• _DATASET ROWS_:
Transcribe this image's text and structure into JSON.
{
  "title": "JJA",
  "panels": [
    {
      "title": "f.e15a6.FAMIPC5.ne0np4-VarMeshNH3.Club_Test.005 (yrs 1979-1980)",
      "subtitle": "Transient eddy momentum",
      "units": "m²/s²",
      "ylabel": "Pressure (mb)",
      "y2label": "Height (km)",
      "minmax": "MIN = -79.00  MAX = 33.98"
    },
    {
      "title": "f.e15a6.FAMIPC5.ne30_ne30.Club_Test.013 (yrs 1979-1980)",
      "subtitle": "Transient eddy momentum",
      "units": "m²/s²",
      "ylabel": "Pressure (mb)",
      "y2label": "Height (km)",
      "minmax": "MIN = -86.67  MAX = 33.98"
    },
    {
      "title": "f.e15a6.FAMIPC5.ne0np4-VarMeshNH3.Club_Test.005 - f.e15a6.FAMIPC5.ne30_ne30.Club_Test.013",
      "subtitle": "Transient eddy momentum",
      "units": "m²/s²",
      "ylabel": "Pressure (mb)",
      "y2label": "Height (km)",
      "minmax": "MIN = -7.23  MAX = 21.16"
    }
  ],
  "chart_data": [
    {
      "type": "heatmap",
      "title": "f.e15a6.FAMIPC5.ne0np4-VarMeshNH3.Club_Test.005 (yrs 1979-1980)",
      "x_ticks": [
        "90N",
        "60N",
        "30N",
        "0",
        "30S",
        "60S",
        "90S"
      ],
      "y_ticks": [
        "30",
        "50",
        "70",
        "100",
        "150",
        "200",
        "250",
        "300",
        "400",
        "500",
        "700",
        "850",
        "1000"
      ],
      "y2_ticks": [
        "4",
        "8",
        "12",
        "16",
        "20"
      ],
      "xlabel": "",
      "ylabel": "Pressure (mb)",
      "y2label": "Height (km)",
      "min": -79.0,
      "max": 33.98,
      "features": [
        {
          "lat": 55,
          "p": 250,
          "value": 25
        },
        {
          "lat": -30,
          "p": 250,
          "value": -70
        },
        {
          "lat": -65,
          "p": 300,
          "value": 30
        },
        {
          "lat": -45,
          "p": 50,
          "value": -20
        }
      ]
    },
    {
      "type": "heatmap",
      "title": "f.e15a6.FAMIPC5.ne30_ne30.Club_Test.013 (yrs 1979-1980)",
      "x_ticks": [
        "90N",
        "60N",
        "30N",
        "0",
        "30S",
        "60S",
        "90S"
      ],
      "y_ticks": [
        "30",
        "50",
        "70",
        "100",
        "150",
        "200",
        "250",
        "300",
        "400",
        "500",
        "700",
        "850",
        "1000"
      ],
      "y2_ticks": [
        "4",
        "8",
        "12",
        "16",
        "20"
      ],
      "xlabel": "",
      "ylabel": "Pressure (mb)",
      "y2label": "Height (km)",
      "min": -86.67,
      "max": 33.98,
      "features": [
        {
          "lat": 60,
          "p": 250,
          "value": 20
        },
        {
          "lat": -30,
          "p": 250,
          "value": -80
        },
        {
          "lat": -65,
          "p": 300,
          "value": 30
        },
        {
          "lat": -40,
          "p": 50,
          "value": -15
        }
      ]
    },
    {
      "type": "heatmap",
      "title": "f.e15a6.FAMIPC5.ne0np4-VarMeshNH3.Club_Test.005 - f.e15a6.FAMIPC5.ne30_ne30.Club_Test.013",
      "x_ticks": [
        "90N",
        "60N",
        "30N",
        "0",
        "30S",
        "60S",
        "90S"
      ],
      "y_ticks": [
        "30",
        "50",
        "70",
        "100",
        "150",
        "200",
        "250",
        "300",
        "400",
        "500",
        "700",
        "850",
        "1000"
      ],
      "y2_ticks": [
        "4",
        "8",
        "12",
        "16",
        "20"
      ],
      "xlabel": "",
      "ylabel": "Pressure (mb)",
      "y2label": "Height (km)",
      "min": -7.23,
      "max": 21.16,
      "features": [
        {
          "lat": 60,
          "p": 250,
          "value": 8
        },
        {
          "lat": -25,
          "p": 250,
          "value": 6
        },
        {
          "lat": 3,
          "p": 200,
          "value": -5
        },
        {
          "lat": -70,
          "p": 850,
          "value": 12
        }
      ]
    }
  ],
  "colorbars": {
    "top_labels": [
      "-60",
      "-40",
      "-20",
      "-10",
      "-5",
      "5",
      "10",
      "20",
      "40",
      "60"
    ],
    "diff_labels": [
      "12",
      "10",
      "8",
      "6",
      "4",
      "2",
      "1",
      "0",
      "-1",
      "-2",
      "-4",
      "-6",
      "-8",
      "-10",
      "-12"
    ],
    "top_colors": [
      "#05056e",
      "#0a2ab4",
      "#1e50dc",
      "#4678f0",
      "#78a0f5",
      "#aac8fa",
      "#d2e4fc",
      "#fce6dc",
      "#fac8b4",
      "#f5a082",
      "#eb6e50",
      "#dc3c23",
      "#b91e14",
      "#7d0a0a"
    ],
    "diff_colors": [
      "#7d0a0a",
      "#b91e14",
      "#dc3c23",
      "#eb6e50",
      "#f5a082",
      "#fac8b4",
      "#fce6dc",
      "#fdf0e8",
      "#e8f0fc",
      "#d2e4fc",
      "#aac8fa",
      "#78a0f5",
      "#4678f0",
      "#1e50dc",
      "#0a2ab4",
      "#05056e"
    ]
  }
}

• _DO THIS_: Take the lines above and retype all of them exactly.

• _RIGHT ANSWER_:
Transcribe this image's text and structure into JSON.
{
  "title": "JJA",
  "panels": [
    {
      "title": "f.e15a6.FAMIPC5.ne0np4-VarMeshNH3.Club_Test.005 (yrs 1979-1980)",
      "subtitle": "Transient eddy momentum",
      "units": "m²/s²",
      "ylabel": "Pressure (mb)",
      "y2label": "Height (km)",
      "minmax": "MIN = -79.00  MAX = 33.98"
    },
    {
      "title": "f.e15a6.FAMIPC5.ne30_ne30.Club_Test.013 (yrs 1979-1980)",
      "subtitle": "Transient eddy momentum",
      "units": "m²/s²",
      "ylabel": "Pressure (mb)",
      "y2label": "Height (km)",
      "minmax": "MIN = -86.67  MAX = 33.98"
    },
    {
      "title": "f.e15a6.FAMIPC5.ne0np4-VarMeshNH3.Club_Test.005 - f.e15a6.FAMIPC5.ne30_ne30.Club_Test.013",
      "subtitle": "Transient eddy momentum",
      "units": "m²/s²",
      "ylabel": "Pressure (mb)",
      "y2label": "Height (km)",
      "minmax": "MIN = -7.23  MAX = 21.16"
    }
  ],
  "chart_data": [
    {
      "type": "heatmap",
      "title": "f.e15a6.FAMIPC5.ne0np4-VarMeshNH3.Club_Test.005 (yrs 1979-1980)",
      "x_ticks": [
        "90N",
        "60N",
        "30N",
        "0",
        "30S",
        "60S",
        "90S"
      ],
      "y_ticks": [
        "30",
        "50",
        "70",
        "100",
        "150",
        "200",
        "250",
        "300",
        "400",
        "500",
        "700",
        "850",
        "1000"
      ],
      "y2_ticks": [
        "4",
        "8",
        "12",
        "16",
        "20"
      ],
      "xlabel": "",
      "ylabel": "Pressure (mb)",
      "y2label": "Height (km)",
      "min": -79.0,
      "max": 33.98,
      "features": [
        {
          "lat": 55,
          "p": 250,
          "value": 25
        },
        {
          "lat": -30,
          "p": 250,
          "value": -70
        },
        {
          "lat": -65,
          "p": 300,
          "value": 30
        },
        {
          "lat": -45,
          "p": 50,
          "value": -20
        }
      ]
    },
    {
      "type": "heatmap",
      "title": "f.e15a6.FAMIPC5.ne30_ne30.Club_Test.013 (yrs 1979-1980)",
      "x_ticks": [
        "90N",
        "60N",
        "30N",
        "0",
        "30S",
        "60S",
        "90S"
      ],
      "y_ticks": [
        "30",
        "50",
        "70",
        "100",
        "150",
        "200",
        "250",
        "300",
        "400",
        "500",
        "700",
        "850",
        "1000"
      ],
      "y2_ticks": [
        "4",
        "8",
        "12",
        "16",
        "20"
      ],
      "xlabel": "",
      "ylabel": "Pressure (mb)",
      "y2label": "Height (km)",
      "min": -86.67,
      "max": 33.98,
      "features": [
        {
          "lat": 60,
          "p": 250,
          "value": 20
        },
        {
          "lat": -30,
          "p": 250,
          "value": -80
        },
        {
          "lat": -65,
          "p": 300,
          "value": 30
        },
        {
          "lat": -40,
          "p": 50,
          "value": -15
        }
      ]
    },
    {
      "type": "heatmap",
      "title": "f.e15a6.FAMIPC5.ne0np4-VarMeshNH3.Club_Test.005 - f.e15a6.FAMIPC5.ne30_ne30.Club_Test.013",
      "x_ticks": [
        "90N",
        "60N",
        "30N",
        "0",
        "30S",
        "60S",
        "90S"
      ],
      "y_ticks": [
        "30",
        "50",
        "70",
        "100",
        "150",
        "200",
        "250",
        "300",
        "400",
        "500",
        "700",
        "850",
        "1000"
      ],
      "y2_ticks": [
        "4",
        "8",
        "12",
        "16",
        "20"
      ],
      "xlabel": "",
      "ylabel": "Pressure (mb)",
      "y2label": "Height (km)",
      "min": -7.23,
      "max": 21.16,
      "features": [
        {
          "lat": 60,
          "p": 250,
          "value": 8
        },
        {
          "lat": -25,
          "p": 250,
          "value": 6
        },
        {
          "lat": 3,
          "p": 200,
          "value": -5
        },
        {
          "lat": -70,
          "p": 850,
          "value": 12
        }
      ]
    }
  ],
  "colorbars": {
    "top_labels": [
      "-60",
      "-40",
      "-20",
      "-10",
      "-5",
      "5",
      "10",
      "20",
      "40",
      "60"
    ],
    "diff_labels": [
      "12",
      "10",
      "8",
      "6",
      "4",
      "2",
      "1",
      "0",
      "-1",
      "-2",
      "-4",
      "-6",
      "-8",
      "-10",
      "-12"
    ],
    "top_colors": [
      "#05056e",
      "#0a2ab4",
      "#1e50dc",
      "#4678f0",
      "#78a0f5",
      "#aac8fa",
      "#d2e4fc",
      "#fce6dc",
      "#fac8b4",
      "#f5a082",
      "#eb6e50",
      "#dc3c23",
      "#b91e14",
      "#7d0a0a"
    ],
    "diff_colors": [
      "#7d0a0a",
      "#b91e14",
      "#dc3c23",
      "#eb6e50",
      "#f5a082",
      "#fac8b4",
      "#fce6dc",
      "#fdf0e8",
      "#e8f0fc",
      "#d2e4fc",
      "#aac8fa",
      "#78a0f5",
      "#4678f0",
      "#1e50dc",
      "#0a2ab4",
      "#05056e"
    ]
  }
}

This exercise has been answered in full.